Short task: Extract the article on rented middle-aged men in Japan in full, reproducing every line verbatim.
====== Page extract ======
In Japan, They're Renting Men

(Getty Images)

There is an odd story at CNN that caught my eye about middle-aged men being “rented” out:

(CNN)”Unless you have interesting input coming into you all the time, you will psychologically die.”
“You learn by seeing through other people’s eyes.”
“People live too seriously, and that kind of narrows down their vision.”

These thoughts have not been generated by an algorithm or crowdsourced on Twitter. They are the accumulated wisdom of a middle-aged man in Japan. A middle-aged man who’s available for rent. Wearing a shirt with a miniature panda bear print and smiling inscrutably, Ken Sasaki, 48, has a vibe that is anything but that of a disgruntled middle-aged Tokyo man.

With gray hair, visible lines on his face and loss of youthful slimness, he is more like a free-spirited bohemian in a strange disguise.

Throughout an hourlong Skype interview, in which comments are tediously ferried back and forth through an interpreter, his energy and enthusiasm never flag, and his answers grow more expressive and thoughtful with each question.

It’s all part of his job as a rented “ossan,” the Japanese word for a middle-aged man.
He allows himself to be hired by anyone, for nearly any purpose — not involving physical contact — as long as they pay his hourly wage: a mere 1,000 yen (about US $9). And he loves it….
====== Given material ======
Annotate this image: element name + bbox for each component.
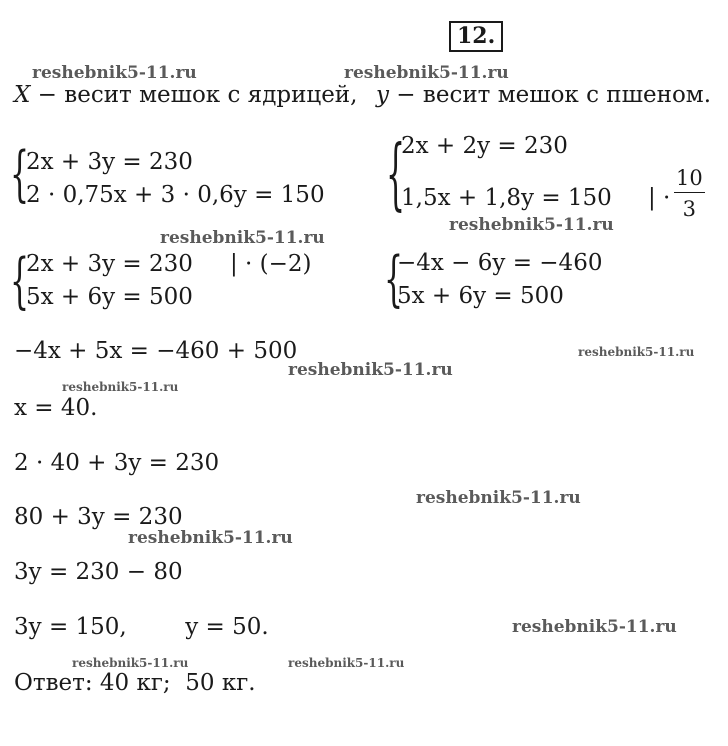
======
Response:
In Japan, They're Renting Men

(Getty Images)

There is an odd story at CNN that caught my eye about middle-aged men being “rented” out:

(CNN)”Unless you have interesting input coming into you all the time, you will psychologically die.”
“You learn by seeing through other people’s eyes.”
“People live too seriously, and that kind of narrows down their vision.”

These thoughts have not been generated by an algorithm or crowdsourced on Twitter. They are the accumulated wisdom of a middle-aged man in Japan. A middle-aged man who’s available for rent. Wearing a shirt with a miniature panda bear print and smiling inscrutably, Ken Sasaki, 48, has a vibe that is anything but that of a disgruntled middle-aged Tokyo man.

With gray hair, visible lines on his face and loss of youthful slimness, he is more like a free-spirited bohemian in a strange disguise.

Throughout an hourlong Skype interview, in which comments are tediously ferried back and forth through an interpreter, his energy and enthusiasm never flag, and his answers grow more expressive and thoughtful with each question.

It’s all part of his job as a rented “ossan,” the Japanese word for a middle-aged man.
He allows himself to be hired by anyone, for nearly any purpose — not involving physical contact — as long as they pay his hourly wage: a mere 1,000 yen (about US $9). And he loves it….